-- EXERCISE --
Report every line in the listing below where the string "snow" shows up.

-- DATA EXCERPTS --
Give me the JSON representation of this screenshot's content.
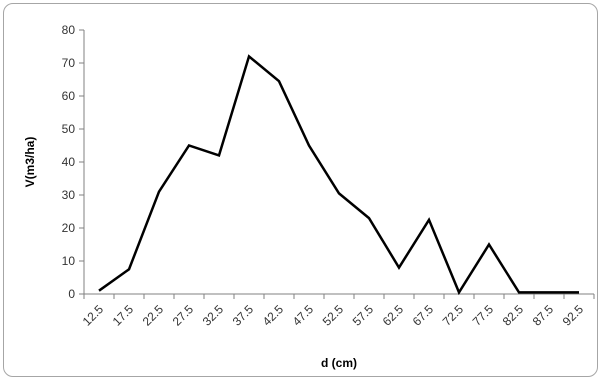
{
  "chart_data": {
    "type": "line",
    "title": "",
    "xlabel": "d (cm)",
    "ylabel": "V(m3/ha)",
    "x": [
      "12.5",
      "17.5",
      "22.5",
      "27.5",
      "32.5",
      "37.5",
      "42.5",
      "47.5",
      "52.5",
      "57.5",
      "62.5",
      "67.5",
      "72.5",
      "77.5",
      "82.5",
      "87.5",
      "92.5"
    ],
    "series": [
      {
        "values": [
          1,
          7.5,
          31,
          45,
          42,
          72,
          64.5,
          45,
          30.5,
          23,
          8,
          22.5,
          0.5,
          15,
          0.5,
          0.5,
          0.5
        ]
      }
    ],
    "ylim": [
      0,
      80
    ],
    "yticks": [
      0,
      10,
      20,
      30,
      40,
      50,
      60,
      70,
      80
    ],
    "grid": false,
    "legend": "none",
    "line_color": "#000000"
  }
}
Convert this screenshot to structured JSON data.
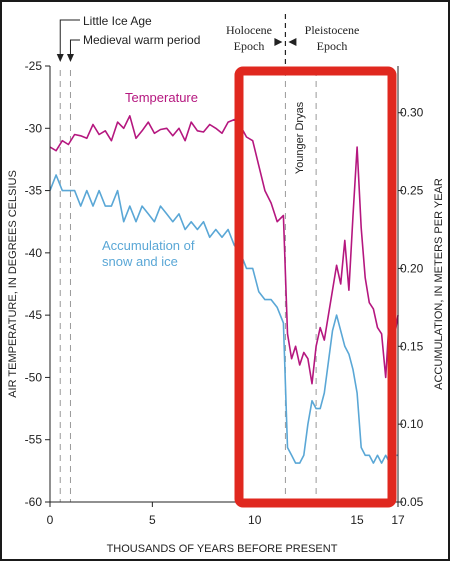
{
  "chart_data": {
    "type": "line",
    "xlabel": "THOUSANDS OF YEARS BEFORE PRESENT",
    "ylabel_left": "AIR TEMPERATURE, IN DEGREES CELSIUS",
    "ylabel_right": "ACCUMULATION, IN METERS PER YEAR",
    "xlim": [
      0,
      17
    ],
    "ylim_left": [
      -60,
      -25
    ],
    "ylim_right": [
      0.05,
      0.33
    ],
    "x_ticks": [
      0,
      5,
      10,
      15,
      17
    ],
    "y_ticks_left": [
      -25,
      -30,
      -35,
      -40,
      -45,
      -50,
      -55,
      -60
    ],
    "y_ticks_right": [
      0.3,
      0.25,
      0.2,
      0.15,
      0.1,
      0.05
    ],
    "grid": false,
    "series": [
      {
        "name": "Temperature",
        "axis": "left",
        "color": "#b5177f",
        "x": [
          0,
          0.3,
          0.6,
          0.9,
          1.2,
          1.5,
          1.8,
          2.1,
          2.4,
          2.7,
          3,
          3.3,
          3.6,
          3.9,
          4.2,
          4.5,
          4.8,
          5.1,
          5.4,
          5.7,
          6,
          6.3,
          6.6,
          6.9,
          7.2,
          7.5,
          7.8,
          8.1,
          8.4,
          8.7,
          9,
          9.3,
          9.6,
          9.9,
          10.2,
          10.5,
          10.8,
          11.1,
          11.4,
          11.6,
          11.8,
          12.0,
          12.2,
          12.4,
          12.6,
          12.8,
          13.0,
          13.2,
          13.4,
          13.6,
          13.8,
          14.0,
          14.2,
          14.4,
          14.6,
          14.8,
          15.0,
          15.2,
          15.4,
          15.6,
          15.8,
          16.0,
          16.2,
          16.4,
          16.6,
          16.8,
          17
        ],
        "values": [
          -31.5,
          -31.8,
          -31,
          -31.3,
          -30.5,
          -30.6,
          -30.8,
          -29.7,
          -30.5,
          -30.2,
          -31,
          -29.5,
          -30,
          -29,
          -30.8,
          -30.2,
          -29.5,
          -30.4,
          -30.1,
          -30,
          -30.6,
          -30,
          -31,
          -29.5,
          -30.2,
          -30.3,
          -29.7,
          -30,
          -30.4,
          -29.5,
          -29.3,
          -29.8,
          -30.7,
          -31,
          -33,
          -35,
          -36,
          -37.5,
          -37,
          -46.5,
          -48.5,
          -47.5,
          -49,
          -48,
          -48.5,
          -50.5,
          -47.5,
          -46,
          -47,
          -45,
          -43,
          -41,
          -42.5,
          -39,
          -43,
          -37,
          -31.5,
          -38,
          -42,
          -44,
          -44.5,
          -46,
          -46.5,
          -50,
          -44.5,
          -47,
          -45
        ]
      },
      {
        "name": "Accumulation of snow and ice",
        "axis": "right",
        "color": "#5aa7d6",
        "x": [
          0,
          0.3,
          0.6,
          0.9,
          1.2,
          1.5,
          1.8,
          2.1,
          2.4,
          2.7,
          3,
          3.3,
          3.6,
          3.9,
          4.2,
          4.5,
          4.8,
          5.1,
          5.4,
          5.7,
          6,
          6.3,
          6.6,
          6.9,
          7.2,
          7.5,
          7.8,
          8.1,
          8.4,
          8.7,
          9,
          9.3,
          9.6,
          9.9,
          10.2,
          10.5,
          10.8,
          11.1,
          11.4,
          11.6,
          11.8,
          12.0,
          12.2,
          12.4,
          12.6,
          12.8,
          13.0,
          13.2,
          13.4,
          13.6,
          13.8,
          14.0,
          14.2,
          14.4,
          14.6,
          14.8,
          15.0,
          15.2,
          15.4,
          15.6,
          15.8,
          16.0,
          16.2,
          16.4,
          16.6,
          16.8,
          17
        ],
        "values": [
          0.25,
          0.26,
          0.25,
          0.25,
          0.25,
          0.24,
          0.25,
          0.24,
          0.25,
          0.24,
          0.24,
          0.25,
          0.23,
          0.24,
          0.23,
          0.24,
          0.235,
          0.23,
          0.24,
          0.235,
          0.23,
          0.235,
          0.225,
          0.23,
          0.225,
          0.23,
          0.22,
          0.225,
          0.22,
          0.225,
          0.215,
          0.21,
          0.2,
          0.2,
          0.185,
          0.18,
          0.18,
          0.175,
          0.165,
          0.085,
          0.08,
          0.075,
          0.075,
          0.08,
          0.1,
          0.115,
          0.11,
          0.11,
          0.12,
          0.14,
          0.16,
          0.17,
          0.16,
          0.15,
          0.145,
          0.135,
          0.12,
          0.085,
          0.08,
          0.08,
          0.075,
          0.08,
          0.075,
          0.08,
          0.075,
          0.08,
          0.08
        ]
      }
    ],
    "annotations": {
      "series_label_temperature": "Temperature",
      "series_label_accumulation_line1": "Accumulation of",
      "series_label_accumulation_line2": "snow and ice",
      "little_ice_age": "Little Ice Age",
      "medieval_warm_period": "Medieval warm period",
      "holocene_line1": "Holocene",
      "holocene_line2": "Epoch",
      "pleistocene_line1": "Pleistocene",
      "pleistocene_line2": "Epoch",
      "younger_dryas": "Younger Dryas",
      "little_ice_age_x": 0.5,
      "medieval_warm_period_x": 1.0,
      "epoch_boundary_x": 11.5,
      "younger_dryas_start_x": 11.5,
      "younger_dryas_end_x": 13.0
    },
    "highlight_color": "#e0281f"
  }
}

--

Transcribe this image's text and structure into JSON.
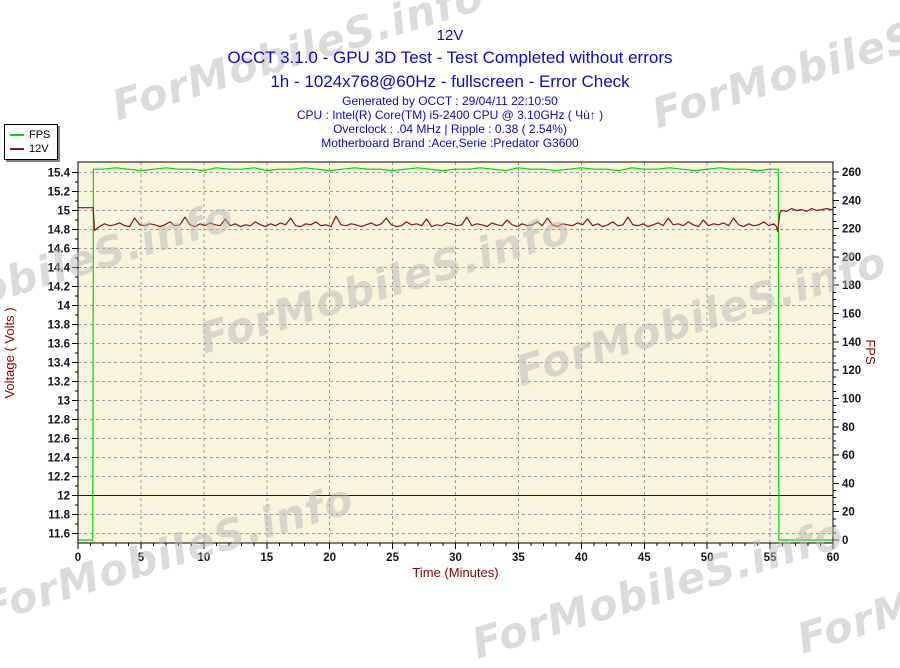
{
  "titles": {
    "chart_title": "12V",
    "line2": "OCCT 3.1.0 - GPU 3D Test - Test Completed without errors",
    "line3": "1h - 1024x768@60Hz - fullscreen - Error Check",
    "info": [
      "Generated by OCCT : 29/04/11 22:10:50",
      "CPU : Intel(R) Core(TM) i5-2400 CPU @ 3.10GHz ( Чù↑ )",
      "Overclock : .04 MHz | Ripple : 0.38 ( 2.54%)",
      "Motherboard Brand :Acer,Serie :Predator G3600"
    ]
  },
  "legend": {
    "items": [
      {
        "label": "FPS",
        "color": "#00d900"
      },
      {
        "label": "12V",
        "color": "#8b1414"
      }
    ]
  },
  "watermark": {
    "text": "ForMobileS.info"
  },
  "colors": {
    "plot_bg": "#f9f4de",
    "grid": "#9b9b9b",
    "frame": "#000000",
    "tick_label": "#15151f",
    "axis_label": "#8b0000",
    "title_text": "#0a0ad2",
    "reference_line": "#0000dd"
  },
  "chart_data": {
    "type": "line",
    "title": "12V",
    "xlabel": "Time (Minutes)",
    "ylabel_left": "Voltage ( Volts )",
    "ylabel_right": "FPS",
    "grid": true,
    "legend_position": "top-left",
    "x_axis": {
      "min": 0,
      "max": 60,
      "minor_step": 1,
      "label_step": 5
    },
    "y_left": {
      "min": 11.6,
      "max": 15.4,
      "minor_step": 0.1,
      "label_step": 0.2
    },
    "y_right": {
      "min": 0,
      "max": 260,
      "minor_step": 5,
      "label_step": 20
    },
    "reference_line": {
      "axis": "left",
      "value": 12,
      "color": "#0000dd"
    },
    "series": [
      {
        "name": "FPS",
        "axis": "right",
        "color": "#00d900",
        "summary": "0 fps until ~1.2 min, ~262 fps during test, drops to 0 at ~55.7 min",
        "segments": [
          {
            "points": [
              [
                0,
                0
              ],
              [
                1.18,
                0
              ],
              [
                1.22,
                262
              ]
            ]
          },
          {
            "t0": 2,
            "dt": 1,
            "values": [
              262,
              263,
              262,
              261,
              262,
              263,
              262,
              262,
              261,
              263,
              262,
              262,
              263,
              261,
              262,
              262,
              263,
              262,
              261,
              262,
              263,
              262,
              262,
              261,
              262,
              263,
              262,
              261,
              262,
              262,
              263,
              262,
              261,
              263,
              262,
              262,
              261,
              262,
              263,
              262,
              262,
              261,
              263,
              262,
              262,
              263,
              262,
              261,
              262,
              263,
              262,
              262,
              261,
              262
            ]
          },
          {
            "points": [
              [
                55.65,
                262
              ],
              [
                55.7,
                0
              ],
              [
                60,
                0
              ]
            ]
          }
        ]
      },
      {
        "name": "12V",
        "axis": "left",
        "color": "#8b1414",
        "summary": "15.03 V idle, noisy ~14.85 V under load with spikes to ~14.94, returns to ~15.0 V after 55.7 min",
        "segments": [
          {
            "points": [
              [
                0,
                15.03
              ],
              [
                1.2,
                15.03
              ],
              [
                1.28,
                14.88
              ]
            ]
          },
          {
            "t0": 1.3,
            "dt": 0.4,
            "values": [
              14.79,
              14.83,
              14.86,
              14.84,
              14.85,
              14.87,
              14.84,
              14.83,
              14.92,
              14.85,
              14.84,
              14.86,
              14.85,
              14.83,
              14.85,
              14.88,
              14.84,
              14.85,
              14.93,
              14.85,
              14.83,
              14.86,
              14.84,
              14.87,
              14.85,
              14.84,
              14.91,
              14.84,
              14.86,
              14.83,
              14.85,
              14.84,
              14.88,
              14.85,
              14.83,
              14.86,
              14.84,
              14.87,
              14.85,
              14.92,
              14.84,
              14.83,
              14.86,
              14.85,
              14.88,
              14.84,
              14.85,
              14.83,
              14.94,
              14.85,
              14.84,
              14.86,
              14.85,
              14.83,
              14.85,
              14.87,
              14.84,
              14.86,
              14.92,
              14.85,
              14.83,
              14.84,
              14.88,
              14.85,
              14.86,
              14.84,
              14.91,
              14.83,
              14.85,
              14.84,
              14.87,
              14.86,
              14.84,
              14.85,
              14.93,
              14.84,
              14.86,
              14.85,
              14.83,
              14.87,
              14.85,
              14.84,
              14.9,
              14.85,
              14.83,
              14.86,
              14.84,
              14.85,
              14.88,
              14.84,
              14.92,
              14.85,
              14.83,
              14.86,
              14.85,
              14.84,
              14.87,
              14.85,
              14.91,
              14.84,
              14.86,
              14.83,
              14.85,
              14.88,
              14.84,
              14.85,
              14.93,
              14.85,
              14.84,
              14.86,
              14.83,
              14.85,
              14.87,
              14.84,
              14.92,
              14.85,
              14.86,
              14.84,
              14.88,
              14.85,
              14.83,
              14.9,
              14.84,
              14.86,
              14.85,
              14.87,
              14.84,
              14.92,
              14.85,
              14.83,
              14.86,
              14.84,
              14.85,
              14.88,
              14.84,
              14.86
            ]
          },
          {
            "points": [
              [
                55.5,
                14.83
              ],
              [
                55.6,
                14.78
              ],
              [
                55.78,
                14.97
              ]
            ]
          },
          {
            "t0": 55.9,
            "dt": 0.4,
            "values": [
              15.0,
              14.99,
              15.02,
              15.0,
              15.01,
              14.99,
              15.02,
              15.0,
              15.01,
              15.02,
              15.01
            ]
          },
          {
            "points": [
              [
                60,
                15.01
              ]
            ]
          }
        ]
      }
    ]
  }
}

-- EXERCISE RESULT --
        "name": "Accumulation of snow and ice",
      "series_label_accumulation_line2": "snow and ice",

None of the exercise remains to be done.